- [WHAT TO DO]:
Output every line below exactly.

BEGIN

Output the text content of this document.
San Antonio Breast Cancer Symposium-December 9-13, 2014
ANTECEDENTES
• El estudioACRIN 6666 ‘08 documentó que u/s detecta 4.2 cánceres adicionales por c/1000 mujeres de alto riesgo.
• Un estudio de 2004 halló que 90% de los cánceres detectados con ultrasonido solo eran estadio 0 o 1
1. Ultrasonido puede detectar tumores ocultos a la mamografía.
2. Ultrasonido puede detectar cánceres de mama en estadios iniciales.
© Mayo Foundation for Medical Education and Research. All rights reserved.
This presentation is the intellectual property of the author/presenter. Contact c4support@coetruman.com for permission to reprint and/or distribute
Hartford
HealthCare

END

- [FINISHED EXERCISE]:
Output the text content of this document.
San Antonio Breast Cancer Symposium-December 9-13, 2014
ANTECEDENTES
• El estudioACRIN 6666 ‘08 documentó que u/s detecta 4.2 cánceres adicionales por c/1000 mujeres de alto riesgo.
• Un estudio de 2004 halló que 90% de los cánceres detectados con ultrasonido solo eran estadio 0 o 1
1. Ultrasonido puede detectar tumores ocultos a la mamografía.
2. Ultrasonido puede detectar cánceres de mama en estadios iniciales.
© Mayo Foundation for Medical Education and Research. All rights reserved.
This presentation is the intellectual property of the author/presenter. Contact c4support@coetruman.com for permission to reprint and/or distribute
Hartford
HealthCare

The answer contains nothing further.